(Task to carry out): Give the entries again, word for word.

(Entries shown):
^^^^^^^^^^^^^^^^
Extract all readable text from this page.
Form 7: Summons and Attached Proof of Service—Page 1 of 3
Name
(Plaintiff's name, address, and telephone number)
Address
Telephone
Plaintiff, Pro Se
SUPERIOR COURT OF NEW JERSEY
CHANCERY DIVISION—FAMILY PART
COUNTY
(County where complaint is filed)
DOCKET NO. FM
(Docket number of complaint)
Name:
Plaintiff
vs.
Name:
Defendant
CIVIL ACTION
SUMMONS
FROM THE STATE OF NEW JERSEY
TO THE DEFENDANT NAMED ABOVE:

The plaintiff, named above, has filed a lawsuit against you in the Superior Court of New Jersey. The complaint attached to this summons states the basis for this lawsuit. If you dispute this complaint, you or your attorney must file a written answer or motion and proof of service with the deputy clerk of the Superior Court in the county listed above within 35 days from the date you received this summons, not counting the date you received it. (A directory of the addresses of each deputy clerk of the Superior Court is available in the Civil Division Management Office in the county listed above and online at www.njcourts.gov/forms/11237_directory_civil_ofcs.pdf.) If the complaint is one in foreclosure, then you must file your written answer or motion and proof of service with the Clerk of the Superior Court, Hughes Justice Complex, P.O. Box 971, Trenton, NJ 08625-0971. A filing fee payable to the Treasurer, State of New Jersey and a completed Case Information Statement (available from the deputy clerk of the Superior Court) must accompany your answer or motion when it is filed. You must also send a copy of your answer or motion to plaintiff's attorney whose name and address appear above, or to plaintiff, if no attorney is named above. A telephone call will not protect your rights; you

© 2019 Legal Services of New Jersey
^^^^^^^^^^^^^^^^
(Correct response):
Extract all readable text from this page.
Form 7: Summons and Attached Proof of Service—Page 1 of 3
Name
(Plaintiff's name, address, and telephone number)
Address
Telephone
Plaintiff, Pro Se
SUPERIOR COURT OF NEW JERSEY
CHANCERY DIVISION—FAMILY PART
COUNTY
(County where complaint is filed)
DOCKET NO. FM
(Docket number of complaint)
Name:
Plaintiff
vs.
Name:
Defendant
CIVIL ACTION
SUMMONS
FROM THE STATE OF NEW JERSEY
TO THE DEFENDANT NAMED ABOVE:

The plaintiff, named above, has filed a lawsuit against you in the Superior Court of New Jersey. The complaint attached to this summons states the basis for this lawsuit. If you dispute this complaint, you or your attorney must file a written answer or motion and proof of service with the deputy clerk of the Superior Court in the county listed above within 35 days from the date you received this summons, not counting the date you received it. (A directory of the addresses of each deputy clerk of the Superior Court is available in the Civil Division Management Office in the county listed above and online at www.njcourts.gov/forms/11237_directory_civil_ofcs.pdf.) If the complaint is one in foreclosure, then you must file your written answer or motion and proof of service with the Clerk of the Superior Court, Hughes Justice Complex, P.O. Box 971, Trenton, NJ 08625-0971. A filing fee payable to the Treasurer, State of New Jersey and a completed Case Information Statement (available from the deputy clerk of the Superior Court) must accompany your answer or motion when it is filed. You must also send a copy of your answer or motion to plaintiff's attorney whose name and address appear above, or to plaintiff, if no attorney is named above. A telephone call will not protect your rights; you

© 2019 Legal Services of New Jersey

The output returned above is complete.